BEGIN Material

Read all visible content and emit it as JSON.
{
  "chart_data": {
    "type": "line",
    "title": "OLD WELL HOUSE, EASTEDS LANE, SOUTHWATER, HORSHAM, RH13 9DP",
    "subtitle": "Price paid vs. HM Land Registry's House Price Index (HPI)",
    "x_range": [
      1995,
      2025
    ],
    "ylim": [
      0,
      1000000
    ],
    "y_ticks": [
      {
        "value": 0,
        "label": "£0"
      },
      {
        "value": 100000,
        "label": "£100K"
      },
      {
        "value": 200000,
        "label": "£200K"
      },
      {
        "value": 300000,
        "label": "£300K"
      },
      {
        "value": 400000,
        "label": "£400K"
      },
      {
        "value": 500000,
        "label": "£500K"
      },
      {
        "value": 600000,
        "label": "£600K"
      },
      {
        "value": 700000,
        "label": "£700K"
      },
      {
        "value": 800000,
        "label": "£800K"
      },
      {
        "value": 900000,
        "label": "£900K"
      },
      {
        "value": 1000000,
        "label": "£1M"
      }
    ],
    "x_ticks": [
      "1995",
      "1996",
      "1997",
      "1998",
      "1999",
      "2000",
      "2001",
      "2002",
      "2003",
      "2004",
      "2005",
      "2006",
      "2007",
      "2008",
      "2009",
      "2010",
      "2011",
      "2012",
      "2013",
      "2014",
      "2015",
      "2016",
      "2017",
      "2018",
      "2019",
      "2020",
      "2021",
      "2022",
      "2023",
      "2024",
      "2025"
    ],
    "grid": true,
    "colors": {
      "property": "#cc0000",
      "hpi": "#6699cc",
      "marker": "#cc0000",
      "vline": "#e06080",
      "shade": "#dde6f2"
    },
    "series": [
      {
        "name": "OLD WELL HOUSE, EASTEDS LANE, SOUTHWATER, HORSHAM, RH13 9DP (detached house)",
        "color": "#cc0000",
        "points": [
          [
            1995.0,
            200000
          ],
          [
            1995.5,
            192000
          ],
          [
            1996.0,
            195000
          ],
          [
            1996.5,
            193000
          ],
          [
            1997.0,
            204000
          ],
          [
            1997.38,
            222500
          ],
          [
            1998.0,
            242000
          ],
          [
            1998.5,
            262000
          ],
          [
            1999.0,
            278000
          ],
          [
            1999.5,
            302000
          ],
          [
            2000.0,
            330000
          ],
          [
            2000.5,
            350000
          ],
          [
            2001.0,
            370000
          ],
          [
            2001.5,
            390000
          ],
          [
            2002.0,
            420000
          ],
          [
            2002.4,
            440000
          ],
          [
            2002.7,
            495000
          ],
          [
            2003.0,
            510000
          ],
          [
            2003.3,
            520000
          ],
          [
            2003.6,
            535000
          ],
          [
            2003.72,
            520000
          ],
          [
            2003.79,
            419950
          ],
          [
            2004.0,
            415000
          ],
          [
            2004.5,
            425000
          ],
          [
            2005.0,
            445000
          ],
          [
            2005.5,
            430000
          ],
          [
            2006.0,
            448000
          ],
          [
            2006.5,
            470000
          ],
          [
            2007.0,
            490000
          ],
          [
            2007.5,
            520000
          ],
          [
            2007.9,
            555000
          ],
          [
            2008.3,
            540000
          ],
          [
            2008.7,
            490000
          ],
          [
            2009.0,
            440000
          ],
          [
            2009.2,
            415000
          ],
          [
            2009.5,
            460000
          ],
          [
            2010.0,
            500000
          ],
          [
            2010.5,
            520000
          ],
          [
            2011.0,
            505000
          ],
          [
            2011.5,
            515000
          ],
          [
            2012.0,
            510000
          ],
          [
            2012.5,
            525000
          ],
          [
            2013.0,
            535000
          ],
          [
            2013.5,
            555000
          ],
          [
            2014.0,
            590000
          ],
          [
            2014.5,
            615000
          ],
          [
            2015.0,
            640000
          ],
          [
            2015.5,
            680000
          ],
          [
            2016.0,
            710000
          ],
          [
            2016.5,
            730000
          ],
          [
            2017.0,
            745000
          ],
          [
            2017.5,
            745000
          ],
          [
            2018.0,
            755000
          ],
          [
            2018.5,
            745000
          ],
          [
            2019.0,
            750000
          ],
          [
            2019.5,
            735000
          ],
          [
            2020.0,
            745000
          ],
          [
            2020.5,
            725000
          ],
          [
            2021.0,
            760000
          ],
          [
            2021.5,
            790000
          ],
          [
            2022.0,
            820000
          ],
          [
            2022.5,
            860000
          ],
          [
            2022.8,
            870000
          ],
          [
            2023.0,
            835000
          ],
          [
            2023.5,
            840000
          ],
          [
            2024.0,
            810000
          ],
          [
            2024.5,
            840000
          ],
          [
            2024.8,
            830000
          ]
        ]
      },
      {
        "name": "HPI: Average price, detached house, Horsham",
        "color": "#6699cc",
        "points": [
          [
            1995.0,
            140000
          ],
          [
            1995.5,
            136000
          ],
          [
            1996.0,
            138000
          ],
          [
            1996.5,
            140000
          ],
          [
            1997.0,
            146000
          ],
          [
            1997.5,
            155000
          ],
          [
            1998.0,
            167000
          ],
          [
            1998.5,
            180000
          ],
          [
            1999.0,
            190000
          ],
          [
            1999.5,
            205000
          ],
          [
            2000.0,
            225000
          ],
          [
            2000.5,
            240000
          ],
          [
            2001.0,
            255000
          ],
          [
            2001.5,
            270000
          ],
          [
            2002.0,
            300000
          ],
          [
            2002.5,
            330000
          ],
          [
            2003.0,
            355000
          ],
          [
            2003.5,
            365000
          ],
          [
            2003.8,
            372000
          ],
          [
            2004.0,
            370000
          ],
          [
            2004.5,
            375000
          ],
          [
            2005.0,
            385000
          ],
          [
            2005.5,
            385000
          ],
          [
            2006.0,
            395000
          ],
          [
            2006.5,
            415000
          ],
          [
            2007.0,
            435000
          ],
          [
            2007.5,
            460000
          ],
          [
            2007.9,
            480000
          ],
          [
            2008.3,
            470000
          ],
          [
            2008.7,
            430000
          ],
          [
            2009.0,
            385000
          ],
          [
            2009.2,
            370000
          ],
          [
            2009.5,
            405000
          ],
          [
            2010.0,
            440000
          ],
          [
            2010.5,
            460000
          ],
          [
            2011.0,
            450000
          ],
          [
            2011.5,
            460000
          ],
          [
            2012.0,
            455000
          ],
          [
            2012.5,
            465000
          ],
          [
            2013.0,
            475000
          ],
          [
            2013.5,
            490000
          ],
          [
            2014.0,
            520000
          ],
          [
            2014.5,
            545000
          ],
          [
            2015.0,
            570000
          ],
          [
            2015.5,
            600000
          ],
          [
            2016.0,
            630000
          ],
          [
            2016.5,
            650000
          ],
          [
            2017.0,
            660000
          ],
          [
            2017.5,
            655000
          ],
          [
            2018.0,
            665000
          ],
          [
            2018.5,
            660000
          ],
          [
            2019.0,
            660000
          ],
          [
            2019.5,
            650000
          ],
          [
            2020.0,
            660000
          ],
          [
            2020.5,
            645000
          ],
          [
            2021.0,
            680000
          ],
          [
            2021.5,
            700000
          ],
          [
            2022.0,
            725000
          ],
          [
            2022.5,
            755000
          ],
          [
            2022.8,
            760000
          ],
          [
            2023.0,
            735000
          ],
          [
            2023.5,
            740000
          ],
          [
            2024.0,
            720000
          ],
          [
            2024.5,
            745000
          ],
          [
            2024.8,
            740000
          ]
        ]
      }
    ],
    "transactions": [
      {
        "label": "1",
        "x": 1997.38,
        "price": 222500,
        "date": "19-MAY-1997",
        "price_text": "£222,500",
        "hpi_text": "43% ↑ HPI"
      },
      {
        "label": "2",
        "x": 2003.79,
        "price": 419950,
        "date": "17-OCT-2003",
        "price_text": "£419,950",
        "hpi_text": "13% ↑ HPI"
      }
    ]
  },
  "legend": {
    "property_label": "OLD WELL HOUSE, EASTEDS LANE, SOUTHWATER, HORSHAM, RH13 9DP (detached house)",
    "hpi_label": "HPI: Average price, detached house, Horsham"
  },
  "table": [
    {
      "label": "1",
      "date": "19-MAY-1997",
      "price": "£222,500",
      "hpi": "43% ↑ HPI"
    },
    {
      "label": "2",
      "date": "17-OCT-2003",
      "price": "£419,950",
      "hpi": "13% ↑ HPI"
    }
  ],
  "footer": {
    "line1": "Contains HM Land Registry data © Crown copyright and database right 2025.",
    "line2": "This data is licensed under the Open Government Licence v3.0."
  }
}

END Material

[Task prompt] Extract each line holding the string "name".

[Answer to this task]
        "name": "OLD WELL HOUSE, EASTEDS LANE, SOUTHWATER, HORSHAM, RH13 9DP (detached house)",
        "name": "HPI: Average price, detached house, Horsham",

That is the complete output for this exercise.